_Stated task_
Search the data for the word "enables". Reproduce every line where it is found.

_Records for processing_
------------------------

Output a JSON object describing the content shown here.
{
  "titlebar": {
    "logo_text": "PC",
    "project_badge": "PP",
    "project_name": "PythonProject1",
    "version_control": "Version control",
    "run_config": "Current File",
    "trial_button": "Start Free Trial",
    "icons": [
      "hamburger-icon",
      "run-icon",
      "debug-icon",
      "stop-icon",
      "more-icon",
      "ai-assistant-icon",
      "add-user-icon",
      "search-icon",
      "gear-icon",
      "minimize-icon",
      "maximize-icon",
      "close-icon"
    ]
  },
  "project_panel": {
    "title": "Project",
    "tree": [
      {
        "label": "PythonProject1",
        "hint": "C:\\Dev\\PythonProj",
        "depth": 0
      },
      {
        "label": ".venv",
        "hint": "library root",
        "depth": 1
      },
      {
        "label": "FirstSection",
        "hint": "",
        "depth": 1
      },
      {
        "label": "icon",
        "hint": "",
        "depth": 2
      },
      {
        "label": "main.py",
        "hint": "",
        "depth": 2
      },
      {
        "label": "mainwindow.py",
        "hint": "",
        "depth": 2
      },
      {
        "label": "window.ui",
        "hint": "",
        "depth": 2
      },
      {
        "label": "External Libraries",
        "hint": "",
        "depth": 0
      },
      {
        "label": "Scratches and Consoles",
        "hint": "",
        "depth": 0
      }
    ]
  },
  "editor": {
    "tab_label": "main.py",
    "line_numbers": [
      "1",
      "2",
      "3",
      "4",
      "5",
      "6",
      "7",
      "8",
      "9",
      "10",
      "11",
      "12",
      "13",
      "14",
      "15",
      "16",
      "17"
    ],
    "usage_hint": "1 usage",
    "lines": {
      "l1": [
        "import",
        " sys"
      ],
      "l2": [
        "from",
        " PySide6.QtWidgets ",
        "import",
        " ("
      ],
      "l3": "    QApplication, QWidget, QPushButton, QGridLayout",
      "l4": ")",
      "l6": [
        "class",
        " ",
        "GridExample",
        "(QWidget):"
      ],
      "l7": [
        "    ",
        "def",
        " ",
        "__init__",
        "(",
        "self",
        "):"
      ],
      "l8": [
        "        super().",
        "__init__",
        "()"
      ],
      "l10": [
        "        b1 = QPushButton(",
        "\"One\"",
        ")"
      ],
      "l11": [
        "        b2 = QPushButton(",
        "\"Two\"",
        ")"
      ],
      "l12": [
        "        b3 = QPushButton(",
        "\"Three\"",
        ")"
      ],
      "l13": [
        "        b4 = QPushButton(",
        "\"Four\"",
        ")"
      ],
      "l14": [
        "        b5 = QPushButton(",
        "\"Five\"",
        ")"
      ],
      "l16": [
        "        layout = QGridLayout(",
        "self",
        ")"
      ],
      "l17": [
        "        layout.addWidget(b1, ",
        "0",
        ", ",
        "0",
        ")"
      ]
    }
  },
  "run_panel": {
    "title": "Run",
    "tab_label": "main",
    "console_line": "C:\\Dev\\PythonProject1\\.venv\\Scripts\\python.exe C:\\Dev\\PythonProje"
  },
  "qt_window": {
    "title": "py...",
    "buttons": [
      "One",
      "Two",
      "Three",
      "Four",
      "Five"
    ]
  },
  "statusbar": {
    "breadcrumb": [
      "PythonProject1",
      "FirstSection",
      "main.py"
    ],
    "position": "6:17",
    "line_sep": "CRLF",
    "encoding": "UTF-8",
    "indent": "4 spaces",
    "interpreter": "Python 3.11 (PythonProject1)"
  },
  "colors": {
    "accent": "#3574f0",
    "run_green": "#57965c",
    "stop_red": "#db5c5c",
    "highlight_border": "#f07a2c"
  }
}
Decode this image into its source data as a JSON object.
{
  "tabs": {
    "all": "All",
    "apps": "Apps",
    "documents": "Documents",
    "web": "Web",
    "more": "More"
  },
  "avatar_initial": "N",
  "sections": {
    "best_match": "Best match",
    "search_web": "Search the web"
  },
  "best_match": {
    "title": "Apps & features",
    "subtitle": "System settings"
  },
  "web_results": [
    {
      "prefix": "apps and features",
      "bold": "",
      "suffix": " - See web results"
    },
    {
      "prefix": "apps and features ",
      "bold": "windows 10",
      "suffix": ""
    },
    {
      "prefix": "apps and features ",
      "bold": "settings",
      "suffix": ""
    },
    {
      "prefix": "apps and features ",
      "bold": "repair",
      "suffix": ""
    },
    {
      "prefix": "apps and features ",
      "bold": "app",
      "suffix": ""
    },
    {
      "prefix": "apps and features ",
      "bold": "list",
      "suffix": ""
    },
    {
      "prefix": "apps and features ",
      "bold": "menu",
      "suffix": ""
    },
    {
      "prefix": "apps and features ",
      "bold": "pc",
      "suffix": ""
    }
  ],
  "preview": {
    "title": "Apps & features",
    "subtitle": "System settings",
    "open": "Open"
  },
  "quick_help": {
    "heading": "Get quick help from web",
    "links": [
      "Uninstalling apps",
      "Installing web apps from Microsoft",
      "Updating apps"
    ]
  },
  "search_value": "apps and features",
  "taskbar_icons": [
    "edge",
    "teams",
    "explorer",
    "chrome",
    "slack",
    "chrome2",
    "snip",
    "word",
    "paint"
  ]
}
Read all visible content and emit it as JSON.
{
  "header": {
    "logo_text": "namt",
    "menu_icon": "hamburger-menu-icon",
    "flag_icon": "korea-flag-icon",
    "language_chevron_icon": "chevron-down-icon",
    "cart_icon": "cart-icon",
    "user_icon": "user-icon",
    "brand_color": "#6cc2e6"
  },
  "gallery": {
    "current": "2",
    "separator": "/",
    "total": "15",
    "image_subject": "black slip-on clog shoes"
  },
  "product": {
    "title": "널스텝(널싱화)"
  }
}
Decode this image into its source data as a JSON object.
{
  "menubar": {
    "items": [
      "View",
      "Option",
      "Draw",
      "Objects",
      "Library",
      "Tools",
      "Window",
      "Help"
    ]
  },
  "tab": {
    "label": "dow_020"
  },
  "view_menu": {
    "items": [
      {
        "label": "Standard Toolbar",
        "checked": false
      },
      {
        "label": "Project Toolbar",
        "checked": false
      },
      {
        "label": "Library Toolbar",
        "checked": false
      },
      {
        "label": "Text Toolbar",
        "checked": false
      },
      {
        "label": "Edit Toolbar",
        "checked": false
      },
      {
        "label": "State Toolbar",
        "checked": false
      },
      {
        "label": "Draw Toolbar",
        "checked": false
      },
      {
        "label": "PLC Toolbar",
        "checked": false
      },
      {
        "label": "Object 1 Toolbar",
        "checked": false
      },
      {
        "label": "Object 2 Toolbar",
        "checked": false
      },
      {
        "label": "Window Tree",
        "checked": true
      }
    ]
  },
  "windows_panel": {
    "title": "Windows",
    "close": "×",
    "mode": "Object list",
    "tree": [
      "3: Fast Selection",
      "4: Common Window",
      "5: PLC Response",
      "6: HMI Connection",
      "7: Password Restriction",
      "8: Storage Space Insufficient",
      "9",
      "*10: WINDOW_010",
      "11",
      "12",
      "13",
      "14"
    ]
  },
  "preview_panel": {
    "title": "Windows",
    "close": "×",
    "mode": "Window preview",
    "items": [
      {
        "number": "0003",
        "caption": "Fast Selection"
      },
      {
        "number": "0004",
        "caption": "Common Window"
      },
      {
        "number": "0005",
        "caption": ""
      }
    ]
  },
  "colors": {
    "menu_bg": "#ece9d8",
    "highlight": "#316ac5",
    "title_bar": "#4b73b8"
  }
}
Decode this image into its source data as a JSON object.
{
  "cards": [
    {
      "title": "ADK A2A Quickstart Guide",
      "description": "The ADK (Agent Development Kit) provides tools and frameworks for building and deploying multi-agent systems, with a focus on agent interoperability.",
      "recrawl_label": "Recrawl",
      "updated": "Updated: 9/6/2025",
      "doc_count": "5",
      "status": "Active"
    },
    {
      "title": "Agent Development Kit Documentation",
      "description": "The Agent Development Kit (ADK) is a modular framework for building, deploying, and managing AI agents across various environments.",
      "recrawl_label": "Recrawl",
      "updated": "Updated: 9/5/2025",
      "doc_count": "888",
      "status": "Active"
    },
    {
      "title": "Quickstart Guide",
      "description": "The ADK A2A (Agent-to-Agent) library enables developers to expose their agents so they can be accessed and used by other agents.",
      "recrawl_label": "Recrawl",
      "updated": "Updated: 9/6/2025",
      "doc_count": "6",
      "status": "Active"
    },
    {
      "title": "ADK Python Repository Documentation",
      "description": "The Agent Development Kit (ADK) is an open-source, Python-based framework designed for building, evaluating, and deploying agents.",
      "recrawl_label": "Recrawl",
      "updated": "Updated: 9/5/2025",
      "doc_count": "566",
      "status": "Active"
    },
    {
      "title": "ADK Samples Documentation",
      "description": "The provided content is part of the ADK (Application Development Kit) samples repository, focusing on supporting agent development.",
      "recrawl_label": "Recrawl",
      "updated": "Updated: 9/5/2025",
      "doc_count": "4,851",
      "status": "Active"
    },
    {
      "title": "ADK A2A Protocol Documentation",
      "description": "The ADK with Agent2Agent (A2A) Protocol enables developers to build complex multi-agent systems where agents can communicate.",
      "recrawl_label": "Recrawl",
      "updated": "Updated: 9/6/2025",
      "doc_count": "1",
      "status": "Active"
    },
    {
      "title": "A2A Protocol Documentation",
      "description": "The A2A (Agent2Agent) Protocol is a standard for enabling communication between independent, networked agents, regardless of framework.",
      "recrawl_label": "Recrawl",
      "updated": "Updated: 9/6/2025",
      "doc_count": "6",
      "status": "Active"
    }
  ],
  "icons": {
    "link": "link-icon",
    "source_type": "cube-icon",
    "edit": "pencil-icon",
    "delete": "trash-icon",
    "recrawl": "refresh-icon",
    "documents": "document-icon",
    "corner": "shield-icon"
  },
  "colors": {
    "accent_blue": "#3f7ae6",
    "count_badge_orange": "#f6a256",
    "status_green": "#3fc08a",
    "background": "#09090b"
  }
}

------------------------

_Task solution_
      "description": "The ADK A2A (Agent-to-Agent) library enables developers to expose their agents so they can be accessed and used by other agents.",
      "description": "The ADK with Agent2Agent (A2A) Protocol enables developers to build complex multi-agent systems where agents can communicate.",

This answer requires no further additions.